(Task requirements)
Please return the full Gypsy review below, word for word.

— begin Page —

Gypsy is set in depression-era America where Rose (Ria Jones) battles to get her daughters starring roles in vaudeville and variety.
Ria Jones superbly conveys her character's mixture of determination, desperation and razor-sharp wit. She is the Mother Superior of all stage mothers and the acts she concocts for Louise (Melissa James) and June (Melissa Lowe) are so bad that they are good - think
Britain's Got Talent with extra quirkiness.
Does she want to empower her daughters and see their true natures and talents blossom? Or is she channelling her thwarted ambitions through her children?
Like
Death of a Salesman and so many great American dramas,
Gypsy ('suggested by the memoirs of tease-striptease artist Gypsy Rose Lee') asks how much we sacrifice in pursuit of the Dream and what we do when those sacrifices don't reap the rewards we have chased.
In April 2019, the Royal Exchange staged
West Side Story (it returns in April 2020), with lyrics by Stephen Sondheim and music by Leonard Bernstein. The book was by Arthur Laurents and the original choreography by Jerome Robbins.
The same team created
Gypsy (first produced in 1959) but the music is by Jule Styne, rather than Bernstein. Styne's compositions don't hit the superlative heights of Bernstein's
West Side Story score. But, then again, the subject-matter demands a different kind of musical setting - with an emphasis on catchy tunes and Broadway showstoppers.
A lot of weight is placed on Sondheim's lyrics but what lyrics they are! If he uses a rhyming dictionary, it must be an extremely rare one ("

— end Page —
— begin Extracted information —

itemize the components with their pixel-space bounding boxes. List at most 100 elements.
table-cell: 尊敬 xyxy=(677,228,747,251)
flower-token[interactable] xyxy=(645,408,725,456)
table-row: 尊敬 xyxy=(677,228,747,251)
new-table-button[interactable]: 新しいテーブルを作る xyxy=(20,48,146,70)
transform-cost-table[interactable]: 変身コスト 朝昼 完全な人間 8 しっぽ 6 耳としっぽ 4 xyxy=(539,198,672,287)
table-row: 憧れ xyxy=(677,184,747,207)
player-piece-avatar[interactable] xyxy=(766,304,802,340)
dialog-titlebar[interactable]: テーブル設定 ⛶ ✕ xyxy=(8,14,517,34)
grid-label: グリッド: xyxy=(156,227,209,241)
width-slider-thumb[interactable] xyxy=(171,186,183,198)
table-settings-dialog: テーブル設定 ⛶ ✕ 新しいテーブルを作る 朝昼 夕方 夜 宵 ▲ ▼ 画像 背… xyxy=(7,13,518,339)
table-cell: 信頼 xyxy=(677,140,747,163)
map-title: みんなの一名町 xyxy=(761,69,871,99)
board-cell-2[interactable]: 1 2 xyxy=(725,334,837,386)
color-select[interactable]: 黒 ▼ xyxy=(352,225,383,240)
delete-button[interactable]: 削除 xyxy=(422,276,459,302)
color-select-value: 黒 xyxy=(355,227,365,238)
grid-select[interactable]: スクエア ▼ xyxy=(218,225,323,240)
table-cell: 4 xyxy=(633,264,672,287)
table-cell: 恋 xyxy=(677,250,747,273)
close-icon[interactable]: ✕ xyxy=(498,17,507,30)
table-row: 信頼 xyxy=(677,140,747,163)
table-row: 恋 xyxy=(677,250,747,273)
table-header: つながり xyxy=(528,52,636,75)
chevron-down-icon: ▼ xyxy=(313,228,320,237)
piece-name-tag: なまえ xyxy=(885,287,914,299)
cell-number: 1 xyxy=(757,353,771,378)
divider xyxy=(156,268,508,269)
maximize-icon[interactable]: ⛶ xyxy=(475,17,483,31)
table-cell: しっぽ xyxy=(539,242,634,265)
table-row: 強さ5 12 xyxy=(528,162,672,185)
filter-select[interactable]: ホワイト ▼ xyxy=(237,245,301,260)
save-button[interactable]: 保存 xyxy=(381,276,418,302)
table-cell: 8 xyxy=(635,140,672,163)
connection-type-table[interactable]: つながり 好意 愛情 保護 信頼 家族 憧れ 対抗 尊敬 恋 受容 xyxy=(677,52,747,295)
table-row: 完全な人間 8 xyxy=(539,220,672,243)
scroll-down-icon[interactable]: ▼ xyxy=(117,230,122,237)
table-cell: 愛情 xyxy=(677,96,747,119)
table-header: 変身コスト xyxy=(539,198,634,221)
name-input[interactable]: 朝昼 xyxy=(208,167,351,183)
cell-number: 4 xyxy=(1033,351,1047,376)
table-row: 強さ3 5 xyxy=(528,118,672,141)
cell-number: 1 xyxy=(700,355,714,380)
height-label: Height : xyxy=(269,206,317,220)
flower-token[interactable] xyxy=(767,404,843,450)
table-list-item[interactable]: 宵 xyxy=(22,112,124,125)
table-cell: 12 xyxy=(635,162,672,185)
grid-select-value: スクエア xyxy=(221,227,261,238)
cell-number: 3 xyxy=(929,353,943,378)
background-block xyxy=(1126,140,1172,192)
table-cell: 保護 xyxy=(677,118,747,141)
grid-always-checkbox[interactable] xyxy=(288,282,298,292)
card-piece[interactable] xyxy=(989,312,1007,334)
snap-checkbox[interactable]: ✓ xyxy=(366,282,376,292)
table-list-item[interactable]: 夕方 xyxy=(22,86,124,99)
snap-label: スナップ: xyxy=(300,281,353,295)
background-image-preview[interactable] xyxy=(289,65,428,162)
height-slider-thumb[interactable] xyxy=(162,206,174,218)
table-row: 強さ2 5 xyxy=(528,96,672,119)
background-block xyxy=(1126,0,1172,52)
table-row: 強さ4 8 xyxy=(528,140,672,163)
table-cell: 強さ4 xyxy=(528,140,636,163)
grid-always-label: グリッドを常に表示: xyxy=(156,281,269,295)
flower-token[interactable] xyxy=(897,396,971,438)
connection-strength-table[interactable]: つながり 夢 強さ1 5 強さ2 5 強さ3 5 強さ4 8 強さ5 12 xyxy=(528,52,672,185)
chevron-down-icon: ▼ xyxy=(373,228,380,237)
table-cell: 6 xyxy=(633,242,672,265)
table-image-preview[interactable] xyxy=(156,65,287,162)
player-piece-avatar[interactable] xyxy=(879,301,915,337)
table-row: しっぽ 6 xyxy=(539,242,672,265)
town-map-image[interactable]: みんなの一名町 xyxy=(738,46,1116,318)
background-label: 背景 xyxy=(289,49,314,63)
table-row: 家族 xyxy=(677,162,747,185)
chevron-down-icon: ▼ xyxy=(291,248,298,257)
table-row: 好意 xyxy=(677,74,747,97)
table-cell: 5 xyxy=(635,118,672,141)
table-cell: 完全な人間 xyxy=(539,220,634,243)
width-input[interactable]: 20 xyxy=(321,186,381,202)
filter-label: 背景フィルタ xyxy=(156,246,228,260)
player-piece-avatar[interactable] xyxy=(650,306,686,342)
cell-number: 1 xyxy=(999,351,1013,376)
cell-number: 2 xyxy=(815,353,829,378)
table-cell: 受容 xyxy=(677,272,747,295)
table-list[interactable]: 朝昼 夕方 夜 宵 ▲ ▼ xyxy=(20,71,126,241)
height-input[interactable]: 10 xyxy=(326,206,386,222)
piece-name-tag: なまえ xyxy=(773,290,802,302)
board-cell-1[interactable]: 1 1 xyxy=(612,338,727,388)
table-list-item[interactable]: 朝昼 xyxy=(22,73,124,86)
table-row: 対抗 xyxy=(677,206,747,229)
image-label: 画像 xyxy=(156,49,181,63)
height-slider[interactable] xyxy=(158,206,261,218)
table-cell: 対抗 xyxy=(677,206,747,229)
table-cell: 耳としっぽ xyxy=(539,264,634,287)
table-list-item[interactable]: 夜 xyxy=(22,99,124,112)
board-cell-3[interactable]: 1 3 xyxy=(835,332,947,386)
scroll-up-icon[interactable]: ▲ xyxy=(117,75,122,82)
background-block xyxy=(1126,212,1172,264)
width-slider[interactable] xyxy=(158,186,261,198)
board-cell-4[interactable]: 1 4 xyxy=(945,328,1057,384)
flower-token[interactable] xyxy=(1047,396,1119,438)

— end Extracted information —

(Result of this exercise)
Gypsy is set in depression-era America where Rose (Ria Jones) battles to get her daughters starring roles in vaudeville and variety.
Ria Jones superbly conveys her character's mixture of determination, desperation and razor-sharp wit. She is the Mother Superior of all stage mothers and the acts she concocts for Louise (Melissa James) and June (Melissa Lowe) are so bad that they are good - think
Britain's Got Talent with extra quirkiness.
Does she want to empower her daughters and see their true natures and talents blossom? Or is she channelling her thwarted ambitions through her children?
Like
Death of a Salesman and so many great American dramas,
Gypsy ('suggested by the memoirs of tease-striptease artist Gypsy Rose Lee') asks how much we sacrifice in pursuit of the Dream and what we do when those sacrifices don't reap the rewards we have chased.
In April 2019, the Royal Exchange staged
West Side Story (it returns in April 2020), with lyrics by Stephen Sondheim and music by Leonard Bernstein. The book was by Arthur Laurents and the original choreography by Jerome Robbins.
The same team created
Gypsy (first produced in 1959) but the music is by Jule Styne, rather than Bernstein. Styne's compositions don't hit the superlative heights of Bernstein's
West Side Story score. But, then again, the subject-matter demands a different kind of musical setting - with an emphasis on catchy tunes and Broadway showstoppers.
A lot of weight is placed on Sondheim's lyrics but what lyrics they are! If he uses a rhyming dictionary, it must be an extremely rare one ("